**EXERCISE REQUIREMENTS**. Can you restate the records below word for word?

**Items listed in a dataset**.
● ● ● ●
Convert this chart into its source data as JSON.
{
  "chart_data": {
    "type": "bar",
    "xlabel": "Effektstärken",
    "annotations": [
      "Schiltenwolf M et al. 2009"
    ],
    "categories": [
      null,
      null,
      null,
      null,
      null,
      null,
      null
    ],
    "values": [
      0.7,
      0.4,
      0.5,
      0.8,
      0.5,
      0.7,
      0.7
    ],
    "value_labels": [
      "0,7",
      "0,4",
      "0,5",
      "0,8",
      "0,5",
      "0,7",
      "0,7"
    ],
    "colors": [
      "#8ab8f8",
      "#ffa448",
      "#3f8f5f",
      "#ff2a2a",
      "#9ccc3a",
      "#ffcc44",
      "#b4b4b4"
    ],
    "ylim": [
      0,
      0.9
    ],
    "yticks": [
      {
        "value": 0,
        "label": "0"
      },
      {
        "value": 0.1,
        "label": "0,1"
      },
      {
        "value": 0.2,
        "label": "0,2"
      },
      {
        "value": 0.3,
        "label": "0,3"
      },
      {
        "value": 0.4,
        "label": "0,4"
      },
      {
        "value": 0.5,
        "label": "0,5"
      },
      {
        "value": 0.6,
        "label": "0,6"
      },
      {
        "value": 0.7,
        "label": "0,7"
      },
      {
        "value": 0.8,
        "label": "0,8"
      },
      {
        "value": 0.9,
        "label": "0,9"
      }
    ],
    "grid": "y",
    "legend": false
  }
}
● ● ● ●
**TASK OUTPUT**.
Convert this chart into its source data as JSON.
{
  "chart_data": {
    "type": "bar",
    "xlabel": "Effektstärken",
    "annotations": [
      "Schiltenwolf M et al. 2009"
    ],
    "categories": [
      null,
      null,
      null,
      null,
      null,
      null,
      null
    ],
    "values": [
      0.7,
      0.4,
      0.5,
      0.8,
      0.5,
      0.7,
      0.7
    ],
    "value_labels": [
      "0,7",
      "0,4",
      "0,5",
      "0,8",
      "0,5",
      "0,7",
      "0,7"
    ],
    "colors": [
      "#8ab8f8",
      "#ffa448",
      "#3f8f5f",
      "#ff2a2a",
      "#9ccc3a",
      "#ffcc44",
      "#b4b4b4"
    ],
    "ylim": [
      0,
      0.9
    ],
    "yticks": [
      {
        "value": 0,
        "label": "0"
      },
      {
        "value": 0.1,
        "label": "0,1"
      },
      {
        "value": 0.2,
        "label": "0,2"
      },
      {
        "value": 0.3,
        "label": "0,3"
      },
      {
        "value": 0.4,
        "label": "0,4"
      },
      {
        "value": 0.5,
        "label": "0,5"
      },
      {
        "value": 0.6,
        "label": "0,6"
      },
      {
        "value": 0.7,
        "label": "0,7"
      },
      {
        "value": 0.8,
        "label": "0,8"
      },
      {
        "value": 0.9,
        "label": "0,9"
      }
    ],
    "grid": "y",
    "legend": false
  }
}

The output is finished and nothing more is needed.